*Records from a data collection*
>> start
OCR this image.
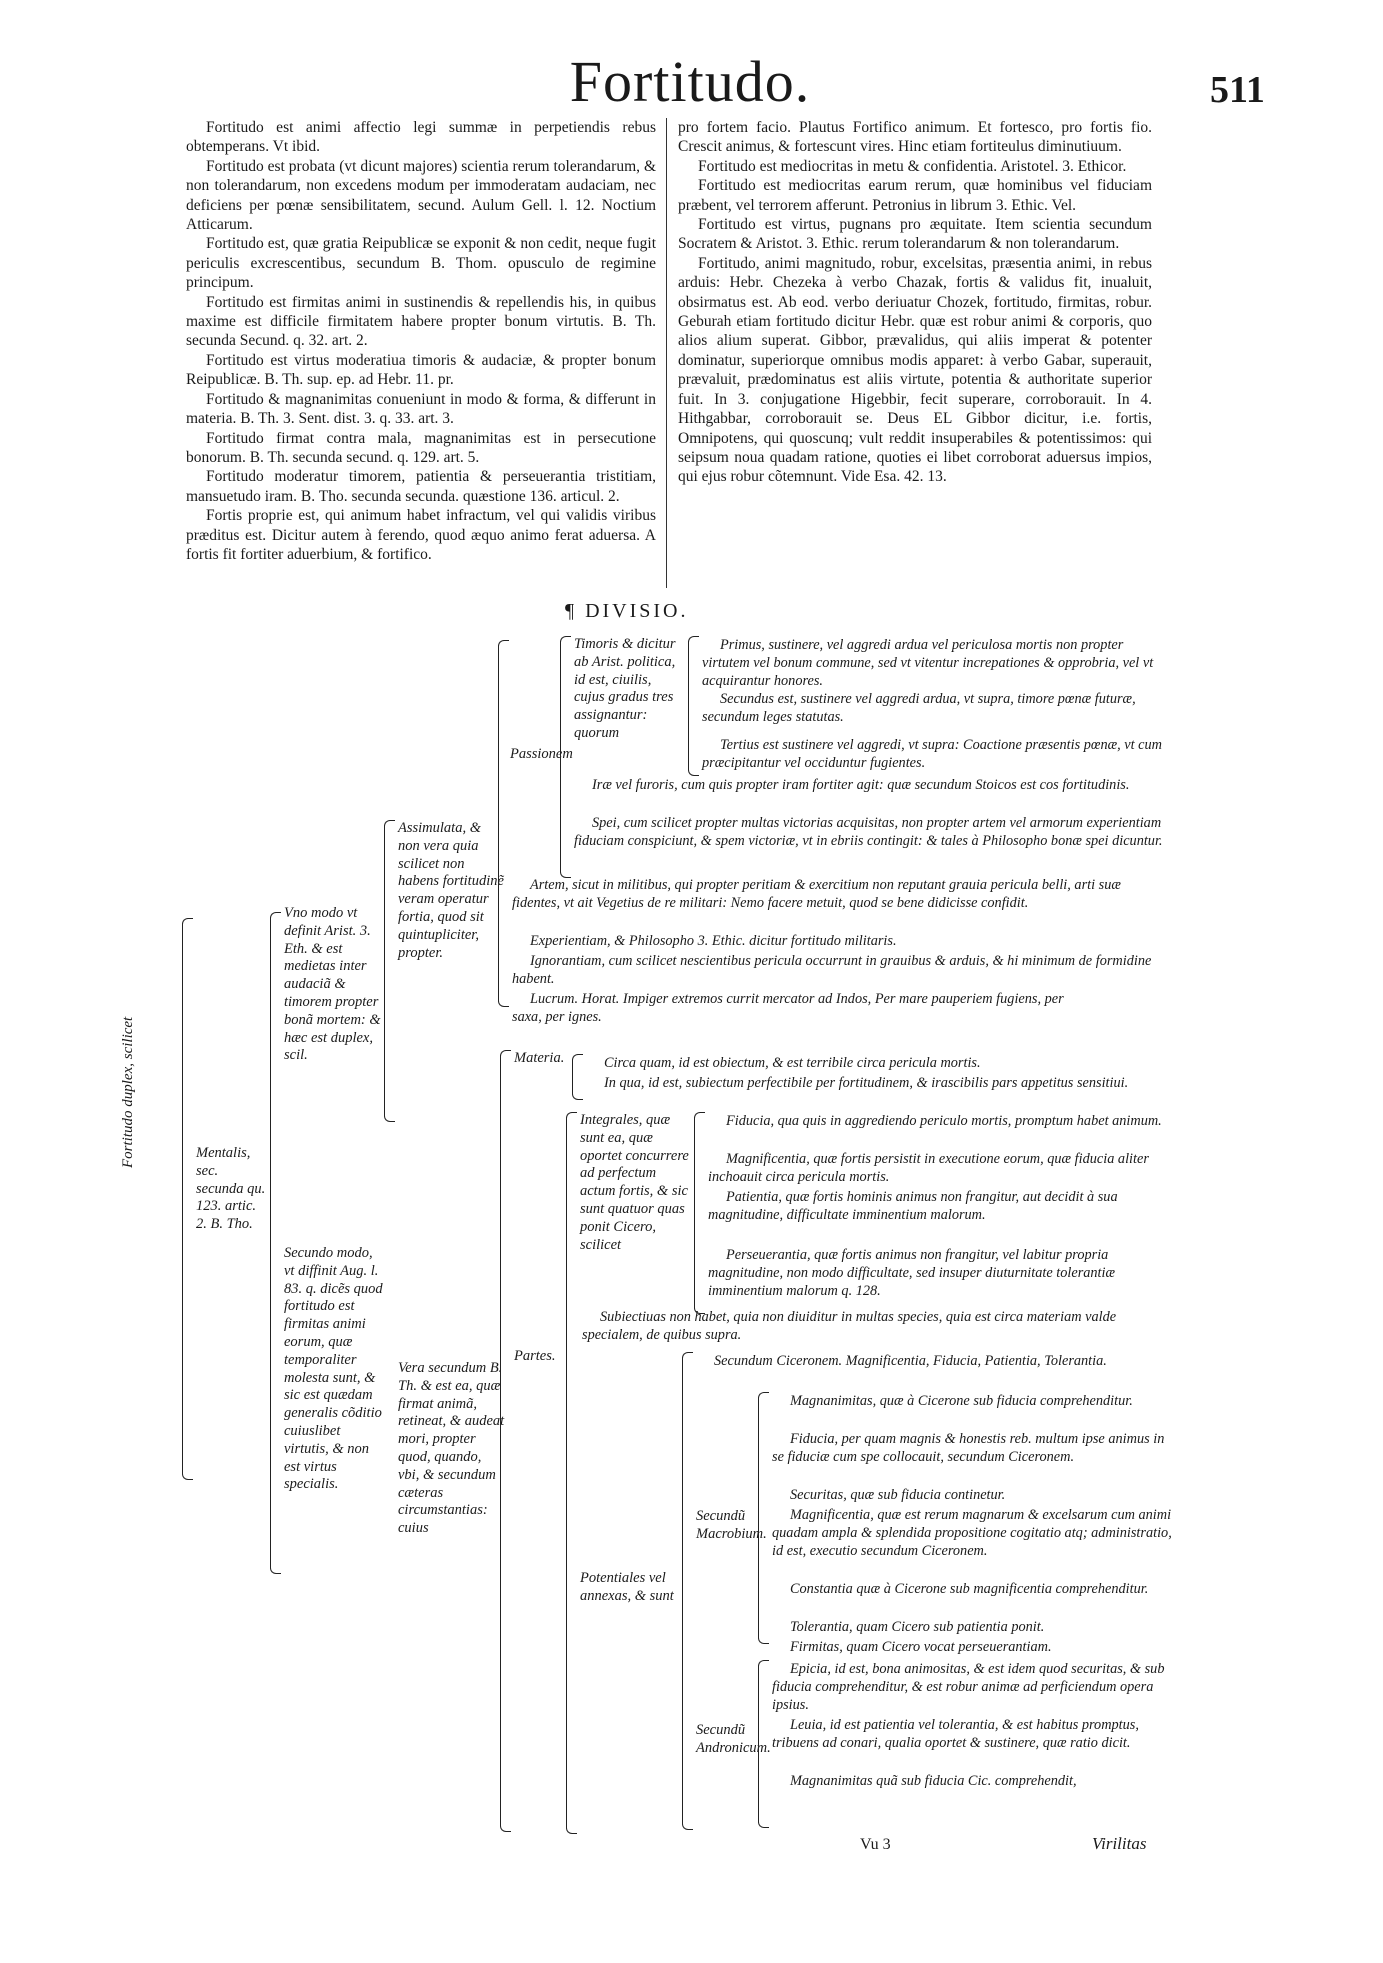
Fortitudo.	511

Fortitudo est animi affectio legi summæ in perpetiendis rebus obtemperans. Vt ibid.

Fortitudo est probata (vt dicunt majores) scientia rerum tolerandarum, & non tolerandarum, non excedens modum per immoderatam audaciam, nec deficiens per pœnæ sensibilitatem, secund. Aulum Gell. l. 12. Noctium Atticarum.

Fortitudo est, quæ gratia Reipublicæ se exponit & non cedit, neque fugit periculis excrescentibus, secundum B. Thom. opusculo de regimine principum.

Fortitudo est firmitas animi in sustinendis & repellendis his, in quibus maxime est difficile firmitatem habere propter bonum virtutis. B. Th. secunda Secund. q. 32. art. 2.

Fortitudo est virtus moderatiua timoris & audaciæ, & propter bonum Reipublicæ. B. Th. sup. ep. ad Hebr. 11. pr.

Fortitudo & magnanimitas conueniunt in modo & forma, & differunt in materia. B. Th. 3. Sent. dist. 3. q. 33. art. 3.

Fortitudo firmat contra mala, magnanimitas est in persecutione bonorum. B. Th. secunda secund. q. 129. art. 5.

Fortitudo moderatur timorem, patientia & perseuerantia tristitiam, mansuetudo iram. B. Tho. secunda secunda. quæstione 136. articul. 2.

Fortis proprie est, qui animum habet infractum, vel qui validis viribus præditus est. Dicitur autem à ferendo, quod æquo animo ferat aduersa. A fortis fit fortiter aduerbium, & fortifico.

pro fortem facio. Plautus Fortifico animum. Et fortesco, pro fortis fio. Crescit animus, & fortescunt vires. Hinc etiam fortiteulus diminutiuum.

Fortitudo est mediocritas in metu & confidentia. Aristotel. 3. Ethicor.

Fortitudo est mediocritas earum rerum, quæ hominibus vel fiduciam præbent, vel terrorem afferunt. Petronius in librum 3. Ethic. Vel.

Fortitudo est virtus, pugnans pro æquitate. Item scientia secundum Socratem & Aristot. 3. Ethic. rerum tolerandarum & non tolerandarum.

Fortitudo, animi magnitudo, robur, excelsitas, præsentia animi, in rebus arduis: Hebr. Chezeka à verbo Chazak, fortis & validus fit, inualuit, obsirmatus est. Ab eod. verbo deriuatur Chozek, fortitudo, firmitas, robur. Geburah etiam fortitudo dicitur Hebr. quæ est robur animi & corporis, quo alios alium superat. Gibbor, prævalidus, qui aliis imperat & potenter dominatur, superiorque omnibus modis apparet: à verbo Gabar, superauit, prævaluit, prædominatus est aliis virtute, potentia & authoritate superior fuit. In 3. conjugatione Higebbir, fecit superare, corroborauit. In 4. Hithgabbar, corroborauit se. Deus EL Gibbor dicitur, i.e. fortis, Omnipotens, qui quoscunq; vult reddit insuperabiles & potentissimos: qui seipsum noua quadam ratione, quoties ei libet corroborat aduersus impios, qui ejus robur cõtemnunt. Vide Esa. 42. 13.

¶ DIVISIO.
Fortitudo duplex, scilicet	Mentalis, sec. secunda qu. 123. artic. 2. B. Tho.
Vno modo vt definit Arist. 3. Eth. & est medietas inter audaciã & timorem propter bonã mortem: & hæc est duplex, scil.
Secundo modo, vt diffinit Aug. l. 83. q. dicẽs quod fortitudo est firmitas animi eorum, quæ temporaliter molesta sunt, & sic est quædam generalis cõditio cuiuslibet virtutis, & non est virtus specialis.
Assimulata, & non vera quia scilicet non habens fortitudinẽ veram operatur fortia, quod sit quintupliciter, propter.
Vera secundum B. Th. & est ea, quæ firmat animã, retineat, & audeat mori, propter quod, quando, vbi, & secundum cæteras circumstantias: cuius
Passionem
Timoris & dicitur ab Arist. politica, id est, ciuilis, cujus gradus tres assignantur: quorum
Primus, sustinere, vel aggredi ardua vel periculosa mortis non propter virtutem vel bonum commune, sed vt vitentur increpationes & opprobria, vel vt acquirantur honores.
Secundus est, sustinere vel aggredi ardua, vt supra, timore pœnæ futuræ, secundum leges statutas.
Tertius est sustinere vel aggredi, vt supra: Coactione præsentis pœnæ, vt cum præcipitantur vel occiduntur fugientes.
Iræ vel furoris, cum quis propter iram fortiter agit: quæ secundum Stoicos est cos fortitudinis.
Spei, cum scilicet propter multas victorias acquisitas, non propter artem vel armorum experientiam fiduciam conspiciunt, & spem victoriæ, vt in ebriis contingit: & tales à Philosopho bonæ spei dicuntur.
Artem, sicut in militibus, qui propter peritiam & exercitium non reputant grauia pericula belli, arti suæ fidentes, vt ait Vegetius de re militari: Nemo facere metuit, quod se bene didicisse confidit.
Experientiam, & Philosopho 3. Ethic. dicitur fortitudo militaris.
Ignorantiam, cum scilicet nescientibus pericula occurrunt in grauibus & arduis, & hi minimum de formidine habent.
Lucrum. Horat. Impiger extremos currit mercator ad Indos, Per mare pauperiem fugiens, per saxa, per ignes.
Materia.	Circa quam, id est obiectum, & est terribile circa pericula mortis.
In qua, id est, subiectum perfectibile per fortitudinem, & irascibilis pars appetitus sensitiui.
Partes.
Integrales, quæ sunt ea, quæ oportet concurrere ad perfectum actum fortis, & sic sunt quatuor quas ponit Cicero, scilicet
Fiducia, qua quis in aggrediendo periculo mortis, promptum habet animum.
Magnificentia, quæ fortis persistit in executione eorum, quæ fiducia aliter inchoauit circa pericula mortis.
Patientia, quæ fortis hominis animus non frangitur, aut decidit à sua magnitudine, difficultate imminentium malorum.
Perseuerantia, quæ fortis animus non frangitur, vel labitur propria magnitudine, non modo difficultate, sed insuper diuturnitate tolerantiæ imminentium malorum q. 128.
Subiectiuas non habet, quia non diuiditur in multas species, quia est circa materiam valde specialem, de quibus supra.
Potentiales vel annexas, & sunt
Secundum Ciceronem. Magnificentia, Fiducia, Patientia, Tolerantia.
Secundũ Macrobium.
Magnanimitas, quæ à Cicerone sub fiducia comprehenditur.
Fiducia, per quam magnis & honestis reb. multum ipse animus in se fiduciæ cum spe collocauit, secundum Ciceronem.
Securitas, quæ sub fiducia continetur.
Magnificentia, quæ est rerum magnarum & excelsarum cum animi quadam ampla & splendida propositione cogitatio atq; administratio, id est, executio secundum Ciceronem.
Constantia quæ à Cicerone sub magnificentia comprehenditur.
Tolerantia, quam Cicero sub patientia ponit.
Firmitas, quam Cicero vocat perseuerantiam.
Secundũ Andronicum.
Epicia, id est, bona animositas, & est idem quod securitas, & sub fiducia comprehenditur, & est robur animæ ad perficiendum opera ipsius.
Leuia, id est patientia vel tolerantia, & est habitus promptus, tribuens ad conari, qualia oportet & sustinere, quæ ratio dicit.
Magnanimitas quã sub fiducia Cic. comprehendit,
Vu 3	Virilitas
>> end
>> start
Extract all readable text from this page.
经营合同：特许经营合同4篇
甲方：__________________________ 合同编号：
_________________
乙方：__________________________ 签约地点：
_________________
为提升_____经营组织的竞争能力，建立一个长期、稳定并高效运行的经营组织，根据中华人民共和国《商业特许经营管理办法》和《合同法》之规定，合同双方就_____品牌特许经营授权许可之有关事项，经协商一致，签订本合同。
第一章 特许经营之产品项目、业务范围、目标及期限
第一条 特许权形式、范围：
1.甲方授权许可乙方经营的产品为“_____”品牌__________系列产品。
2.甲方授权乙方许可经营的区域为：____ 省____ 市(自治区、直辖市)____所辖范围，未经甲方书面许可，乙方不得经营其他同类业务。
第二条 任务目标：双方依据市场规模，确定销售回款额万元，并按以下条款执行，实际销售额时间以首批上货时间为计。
>> end
*INSTRUCTIONS TO FOLLOW*
Extract all lines containing the word "robur".

*EXERCISE SOLUTION*
Fortitudo, animi magnitudo, robur, excelsitas, præsentia animi, in rebus arduis: Hebr. Chezeka à verbo Chazak, fortis & validus fit, inualuit, obsirmatus est. Ab eod. verbo deriuatur Chozek, fortitudo, firmitas, robur. Geburah etiam fortitudo dicitur Hebr. quæ est robur animi & corporis, quo alios alium superat. Gibbor, prævalidus, qui aliis imperat & potenter dominatur, superiorque omnibus modis apparet: à verbo Gabar, superauit, prævaluit, prædominatus est aliis virtute, potentia & authoritate superior fuit. In 3. conjugatione Higebbir, fecit superare, corroborauit. In 4. Hithgabbar, corroborauit se. Deus EL Gibbor dicitur, i.e. fortis, Omnipotens, qui quoscunq; vult reddit insuperabiles & potentissimos: qui seipsum noua quadam ratione, quoties ei libet corroborat aduersus impios, qui ejus robur cõtemnunt. Vide Esa. 42. 13.
Epicia, id est, bona animositas, & est idem quod securitas, & sub fiducia comprehenditur, & est robur animæ ad perficiendum opera ipsius.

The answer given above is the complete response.